#### [Data shown]

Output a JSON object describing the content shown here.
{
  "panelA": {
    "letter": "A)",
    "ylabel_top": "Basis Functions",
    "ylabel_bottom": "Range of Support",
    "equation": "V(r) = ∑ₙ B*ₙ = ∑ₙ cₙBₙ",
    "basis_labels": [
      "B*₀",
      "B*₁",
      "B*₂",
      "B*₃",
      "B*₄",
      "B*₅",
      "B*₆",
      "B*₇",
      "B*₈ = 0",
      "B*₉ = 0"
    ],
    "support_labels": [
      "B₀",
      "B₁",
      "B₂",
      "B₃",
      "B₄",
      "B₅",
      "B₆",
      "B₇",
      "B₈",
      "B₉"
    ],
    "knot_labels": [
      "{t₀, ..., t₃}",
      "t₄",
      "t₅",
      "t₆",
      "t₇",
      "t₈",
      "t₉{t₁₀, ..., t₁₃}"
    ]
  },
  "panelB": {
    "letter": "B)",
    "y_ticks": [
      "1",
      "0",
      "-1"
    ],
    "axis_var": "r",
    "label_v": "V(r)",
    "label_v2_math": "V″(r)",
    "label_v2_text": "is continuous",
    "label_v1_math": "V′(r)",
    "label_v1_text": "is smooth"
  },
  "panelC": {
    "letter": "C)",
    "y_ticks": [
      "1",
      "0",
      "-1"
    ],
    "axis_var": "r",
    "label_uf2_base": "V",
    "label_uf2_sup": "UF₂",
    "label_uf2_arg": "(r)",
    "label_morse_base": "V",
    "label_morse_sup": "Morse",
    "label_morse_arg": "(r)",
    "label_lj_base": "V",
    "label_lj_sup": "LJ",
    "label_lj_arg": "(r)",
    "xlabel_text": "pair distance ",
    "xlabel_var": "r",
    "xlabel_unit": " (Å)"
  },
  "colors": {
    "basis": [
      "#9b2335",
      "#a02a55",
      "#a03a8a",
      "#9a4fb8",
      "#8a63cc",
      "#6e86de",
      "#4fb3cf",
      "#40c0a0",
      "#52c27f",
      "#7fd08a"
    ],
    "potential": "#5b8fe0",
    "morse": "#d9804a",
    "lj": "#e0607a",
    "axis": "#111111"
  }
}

#### [Instruction]
Restate the listing above word for word.

#### [Response to this exercise]
Output a JSON object describing the content shown here.
{
  "panelA": {
    "letter": "A)",
    "ylabel_top": "Basis Functions",
    "ylabel_bottom": "Range of Support",
    "equation": "V(r) = ∑ₙ B*ₙ = ∑ₙ cₙBₙ",
    "basis_labels": [
      "B*₀",
      "B*₁",
      "B*₂",
      "B*₃",
      "B*₄",
      "B*₅",
      "B*₆",
      "B*₇",
      "B*₈ = 0",
      "B*₉ = 0"
    ],
    "support_labels": [
      "B₀",
      "B₁",
      "B₂",
      "B₃",
      "B₄",
      "B₅",
      "B₆",
      "B₇",
      "B₈",
      "B₉"
    ],
    "knot_labels": [
      "{t₀, ..., t₃}",
      "t₄",
      "t₅",
      "t₆",
      "t₇",
      "t₈",
      "t₉{t₁₀, ..., t₁₃}"
    ]
  },
  "panelB": {
    "letter": "B)",
    "y_ticks": [
      "1",
      "0",
      "-1"
    ],
    "axis_var": "r",
    "label_v": "V(r)",
    "label_v2_math": "V″(r)",
    "label_v2_text": "is continuous",
    "label_v1_math": "V′(r)",
    "label_v1_text": "is smooth"
  },
  "panelC": {
    "letter": "C)",
    "y_ticks": [
      "1",
      "0",
      "-1"
    ],
    "axis_var": "r",
    "label_uf2_base": "V",
    "label_uf2_sup": "UF₂",
    "label_uf2_arg": "(r)",
    "label_morse_base": "V",
    "label_morse_sup": "Morse",
    "label_morse_arg": "(r)",
    "label_lj_base": "V",
    "label_lj_sup": "LJ",
    "label_lj_arg": "(r)",
    "xlabel_text": "pair distance ",
    "xlabel_var": "r",
    "xlabel_unit": " (Å)"
  },
  "colors": {
    "basis": [
      "#9b2335",
      "#a02a55",
      "#a03a8a",
      "#9a4fb8",
      "#8a63cc",
      "#6e86de",
      "#4fb3cf",
      "#40c0a0",
      "#52c27f",
      "#7fd08a"
    ],
    "potential": "#5b8fe0",
    "morse": "#d9804a",
    "lj": "#e0607a",
    "axis": "#111111"
  }
}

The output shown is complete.